* _Input_:

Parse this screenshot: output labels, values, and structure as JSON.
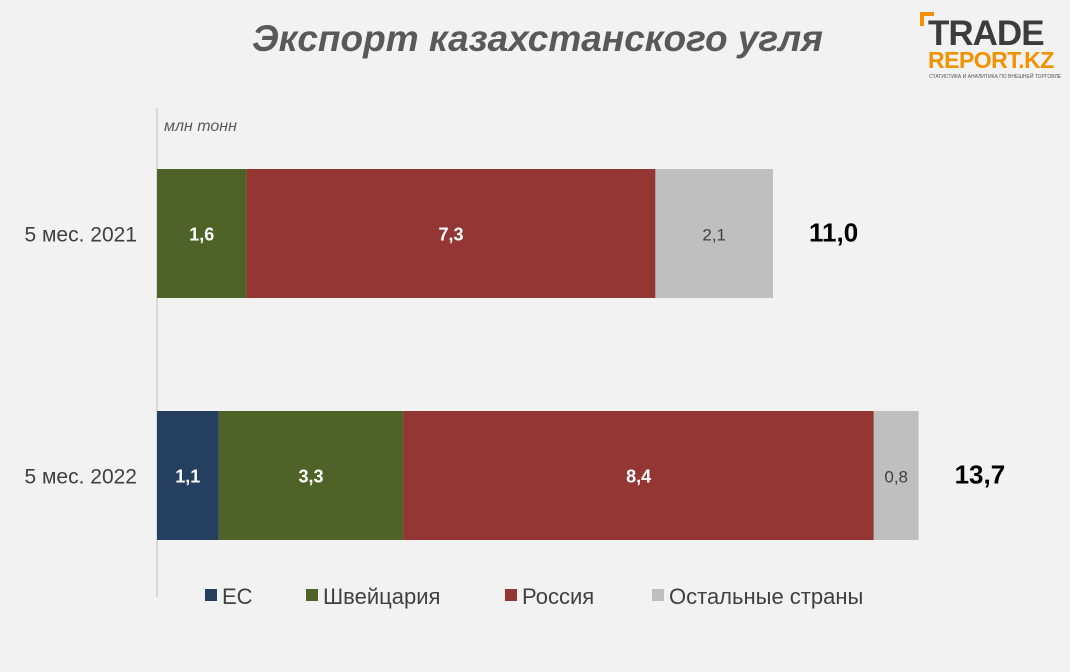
{
  "title": "Экспорт казахстанского угля",
  "logo": {
    "line1": "TRADE",
    "line2": "REPORT.KZ",
    "tagline": "СТАТИСТИКА И АНАЛИТИКА ПО ВНЕШНЕЙ ТОРГОВЛЕ"
  },
  "chart_data": {
    "type": "bar",
    "orientation": "horizontal",
    "stacked": true,
    "unit_label": "млн тонн",
    "categories": [
      "5 мес. 2021",
      "5 мес. 2022"
    ],
    "series": [
      {
        "name": "ЕС",
        "values": [
          0,
          1.1
        ],
        "labels": [
          "",
          "1,1"
        ],
        "color": "#243f60",
        "label_color": "#ffffff",
        "label_bold": true
      },
      {
        "name": "Швейцария",
        "values": [
          1.6,
          3.3
        ],
        "labels": [
          "1,6",
          "3,3"
        ],
        "color": "#4f6228",
        "label_color": "#ffffff",
        "label_bold": true
      },
      {
        "name": "Россия",
        "values": [
          7.3,
          8.4
        ],
        "labels": [
          "7,3",
          "8,4"
        ],
        "color": "#943634",
        "label_color": "#ffffff",
        "label_bold": true
      },
      {
        "name": "Остальные страны",
        "values": [
          2.1,
          0.8
        ],
        "labels": [
          "2,1",
          "0,8"
        ],
        "color": "#bfbfbf",
        "label_color": "#404040",
        "label_bold": false
      }
    ],
    "totals": [
      11.0,
      13.7
    ],
    "total_labels": [
      "11,0",
      "13,7"
    ],
    "xlim": [
      0,
      14.4
    ],
    "grid": false,
    "legend_position": "bottom"
  }
}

* _Requirement_: Every record above should be written out again exactly; the pictures stay out of the copy.

* _Answer to the task_:
Parse this screenshot: output labels, values, and structure as JSON.
{
  "title": "Экспорт казахстанского угля",
  "logo": {
    "line1": "TRADE",
    "line2": "REPORT.KZ",
    "tagline": "СТАТИСТИКА И АНАЛИТИКА ПО ВНЕШНЕЙ ТОРГОВЛЕ"
  },
  "chart_data": {
    "type": "bar",
    "orientation": "horizontal",
    "stacked": true,
    "unit_label": "млн тонн",
    "categories": [
      "5 мес. 2021",
      "5 мес. 2022"
    ],
    "series": [
      {
        "name": "ЕС",
        "values": [
          0,
          1.1
        ],
        "labels": [
          "",
          "1,1"
        ],
        "color": "#243f60",
        "label_color": "#ffffff",
        "label_bold": true
      },
      {
        "name": "Швейцария",
        "values": [
          1.6,
          3.3
        ],
        "labels": [
          "1,6",
          "3,3"
        ],
        "color": "#4f6228",
        "label_color": "#ffffff",
        "label_bold": true
      },
      {
        "name": "Россия",
        "values": [
          7.3,
          8.4
        ],
        "labels": [
          "7,3",
          "8,4"
        ],
        "color": "#943634",
        "label_color": "#ffffff",
        "label_bold": true
      },
      {
        "name": "Остальные страны",
        "values": [
          2.1,
          0.8
        ],
        "labels": [
          "2,1",
          "0,8"
        ],
        "color": "#bfbfbf",
        "label_color": "#404040",
        "label_bold": false
      }
    ],
    "totals": [
      11.0,
      13.7
    ],
    "total_labels": [
      "11,0",
      "13,7"
    ],
    "xlim": [
      0,
      14.4
    ],
    "grid": false,
    "legend_position": "bottom"
  }
}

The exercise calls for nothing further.